┌─ INPUT ROWS

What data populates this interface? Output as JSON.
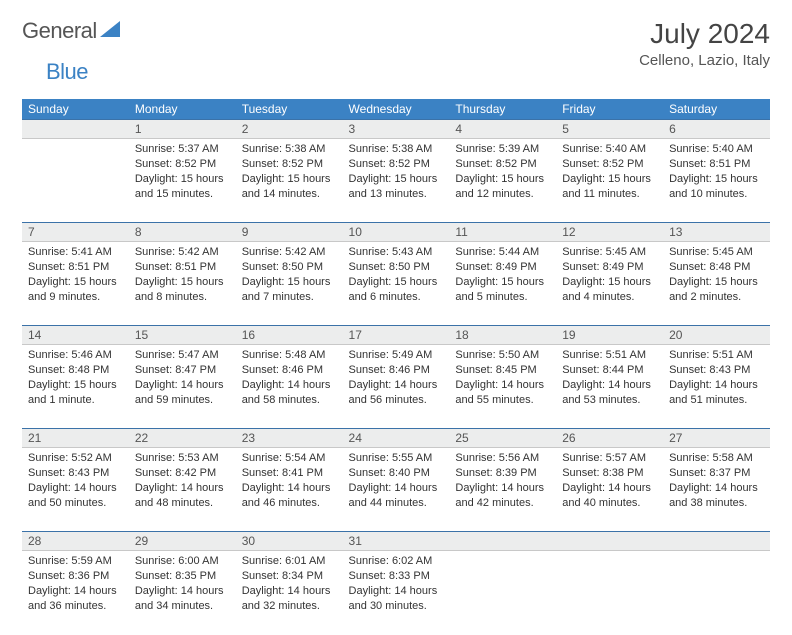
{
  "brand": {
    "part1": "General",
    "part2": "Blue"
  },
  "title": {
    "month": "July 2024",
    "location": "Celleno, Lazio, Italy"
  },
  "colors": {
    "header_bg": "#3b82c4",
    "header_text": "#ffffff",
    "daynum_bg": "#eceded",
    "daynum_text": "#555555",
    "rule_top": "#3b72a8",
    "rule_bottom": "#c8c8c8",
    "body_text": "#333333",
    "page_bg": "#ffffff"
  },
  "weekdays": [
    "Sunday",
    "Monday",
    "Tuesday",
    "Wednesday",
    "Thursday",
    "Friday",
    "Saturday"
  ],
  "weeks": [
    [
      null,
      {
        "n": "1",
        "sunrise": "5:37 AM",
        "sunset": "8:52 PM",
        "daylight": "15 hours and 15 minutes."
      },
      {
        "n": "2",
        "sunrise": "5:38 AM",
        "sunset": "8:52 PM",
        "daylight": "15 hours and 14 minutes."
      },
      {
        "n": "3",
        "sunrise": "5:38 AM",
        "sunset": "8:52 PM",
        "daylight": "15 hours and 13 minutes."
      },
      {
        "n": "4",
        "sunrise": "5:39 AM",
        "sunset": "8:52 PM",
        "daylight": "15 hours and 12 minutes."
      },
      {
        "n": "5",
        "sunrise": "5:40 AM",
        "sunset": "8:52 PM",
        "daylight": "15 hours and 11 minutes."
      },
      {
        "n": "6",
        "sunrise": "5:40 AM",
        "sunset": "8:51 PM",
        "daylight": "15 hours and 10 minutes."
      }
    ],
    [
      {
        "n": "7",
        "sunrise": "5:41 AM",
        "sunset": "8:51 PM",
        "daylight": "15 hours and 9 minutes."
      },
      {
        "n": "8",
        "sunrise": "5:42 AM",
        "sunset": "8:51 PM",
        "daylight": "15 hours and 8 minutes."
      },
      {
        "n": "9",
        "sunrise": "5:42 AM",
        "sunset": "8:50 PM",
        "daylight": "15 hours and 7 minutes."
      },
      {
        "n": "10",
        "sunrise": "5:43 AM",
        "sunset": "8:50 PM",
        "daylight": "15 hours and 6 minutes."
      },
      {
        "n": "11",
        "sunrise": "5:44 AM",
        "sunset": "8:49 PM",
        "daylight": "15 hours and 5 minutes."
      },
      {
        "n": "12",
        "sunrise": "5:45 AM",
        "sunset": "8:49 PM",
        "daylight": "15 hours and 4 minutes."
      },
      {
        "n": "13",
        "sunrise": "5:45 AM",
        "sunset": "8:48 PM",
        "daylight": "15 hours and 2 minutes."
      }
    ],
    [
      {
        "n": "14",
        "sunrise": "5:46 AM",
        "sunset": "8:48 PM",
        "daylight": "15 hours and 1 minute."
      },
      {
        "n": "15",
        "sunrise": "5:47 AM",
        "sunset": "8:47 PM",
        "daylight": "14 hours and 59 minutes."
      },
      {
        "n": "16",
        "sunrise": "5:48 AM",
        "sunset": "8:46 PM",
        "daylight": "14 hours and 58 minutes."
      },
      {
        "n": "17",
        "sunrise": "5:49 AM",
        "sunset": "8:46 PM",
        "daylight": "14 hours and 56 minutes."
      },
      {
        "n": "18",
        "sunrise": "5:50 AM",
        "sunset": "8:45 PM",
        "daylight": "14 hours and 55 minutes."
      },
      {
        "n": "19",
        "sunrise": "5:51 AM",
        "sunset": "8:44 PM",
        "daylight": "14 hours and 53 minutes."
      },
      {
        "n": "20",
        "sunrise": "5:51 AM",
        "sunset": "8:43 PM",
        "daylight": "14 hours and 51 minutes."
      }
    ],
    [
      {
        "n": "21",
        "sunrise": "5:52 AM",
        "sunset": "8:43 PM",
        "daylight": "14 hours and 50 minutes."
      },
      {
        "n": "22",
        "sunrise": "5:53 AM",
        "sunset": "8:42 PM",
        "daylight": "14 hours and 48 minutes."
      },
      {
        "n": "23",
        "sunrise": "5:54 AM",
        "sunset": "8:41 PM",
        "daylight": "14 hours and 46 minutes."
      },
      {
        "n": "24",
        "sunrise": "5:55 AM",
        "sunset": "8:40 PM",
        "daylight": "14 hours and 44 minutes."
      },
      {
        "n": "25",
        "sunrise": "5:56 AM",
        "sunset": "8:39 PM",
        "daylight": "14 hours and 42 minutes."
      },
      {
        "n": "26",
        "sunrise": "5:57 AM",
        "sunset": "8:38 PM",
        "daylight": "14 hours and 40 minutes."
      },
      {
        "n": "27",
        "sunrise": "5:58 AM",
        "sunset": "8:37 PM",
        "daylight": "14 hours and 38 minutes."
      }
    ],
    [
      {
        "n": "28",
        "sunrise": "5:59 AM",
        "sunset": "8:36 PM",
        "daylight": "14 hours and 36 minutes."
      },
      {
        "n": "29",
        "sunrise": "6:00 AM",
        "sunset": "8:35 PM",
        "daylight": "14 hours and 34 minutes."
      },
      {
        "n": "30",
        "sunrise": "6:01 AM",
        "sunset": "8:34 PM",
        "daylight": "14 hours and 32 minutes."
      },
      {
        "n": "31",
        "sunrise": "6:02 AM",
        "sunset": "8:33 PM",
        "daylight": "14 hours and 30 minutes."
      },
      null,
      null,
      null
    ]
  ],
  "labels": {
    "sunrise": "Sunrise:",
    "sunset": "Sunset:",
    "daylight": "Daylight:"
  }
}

└─
┌─ INPUT ROWS

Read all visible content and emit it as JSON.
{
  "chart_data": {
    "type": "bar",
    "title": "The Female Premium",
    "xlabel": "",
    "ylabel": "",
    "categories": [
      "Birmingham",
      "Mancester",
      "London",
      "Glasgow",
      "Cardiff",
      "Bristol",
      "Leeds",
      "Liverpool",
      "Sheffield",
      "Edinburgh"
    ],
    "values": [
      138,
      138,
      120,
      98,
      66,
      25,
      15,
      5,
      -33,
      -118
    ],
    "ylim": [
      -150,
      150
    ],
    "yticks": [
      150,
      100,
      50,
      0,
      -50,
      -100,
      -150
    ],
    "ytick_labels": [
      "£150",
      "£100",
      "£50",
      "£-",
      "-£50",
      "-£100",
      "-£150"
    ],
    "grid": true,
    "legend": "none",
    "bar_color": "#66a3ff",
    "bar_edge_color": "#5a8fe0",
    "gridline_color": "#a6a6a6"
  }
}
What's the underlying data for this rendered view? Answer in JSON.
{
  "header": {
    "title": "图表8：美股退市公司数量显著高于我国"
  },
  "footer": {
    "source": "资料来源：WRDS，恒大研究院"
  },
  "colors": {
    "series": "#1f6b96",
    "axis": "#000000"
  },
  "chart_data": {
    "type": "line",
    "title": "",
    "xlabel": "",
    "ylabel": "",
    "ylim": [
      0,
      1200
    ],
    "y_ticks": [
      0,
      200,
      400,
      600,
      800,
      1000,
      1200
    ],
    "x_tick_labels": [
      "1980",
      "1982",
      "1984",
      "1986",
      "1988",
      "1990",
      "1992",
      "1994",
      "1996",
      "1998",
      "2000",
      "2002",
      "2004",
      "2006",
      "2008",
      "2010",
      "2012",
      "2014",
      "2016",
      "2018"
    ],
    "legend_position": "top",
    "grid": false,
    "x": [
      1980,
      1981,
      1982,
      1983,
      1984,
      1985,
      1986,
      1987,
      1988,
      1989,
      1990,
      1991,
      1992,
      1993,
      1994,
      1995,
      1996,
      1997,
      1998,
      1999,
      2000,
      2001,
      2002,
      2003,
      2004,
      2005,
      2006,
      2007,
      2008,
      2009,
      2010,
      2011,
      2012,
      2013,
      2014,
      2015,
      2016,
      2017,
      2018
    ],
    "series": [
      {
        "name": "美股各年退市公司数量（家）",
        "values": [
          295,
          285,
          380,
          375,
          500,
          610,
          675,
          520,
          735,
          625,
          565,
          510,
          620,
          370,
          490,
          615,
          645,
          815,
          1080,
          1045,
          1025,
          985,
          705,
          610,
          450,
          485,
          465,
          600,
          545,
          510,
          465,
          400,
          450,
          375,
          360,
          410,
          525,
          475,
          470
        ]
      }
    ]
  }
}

└─

WORK TO BE COMPLETED:
Within the listing above, copy each line that has the string "title".

RESULT:
  "title": {
    "title": "The Female Premium",
    "title": "图表8：美股退市公司数量显著高于我国"
    "title": "",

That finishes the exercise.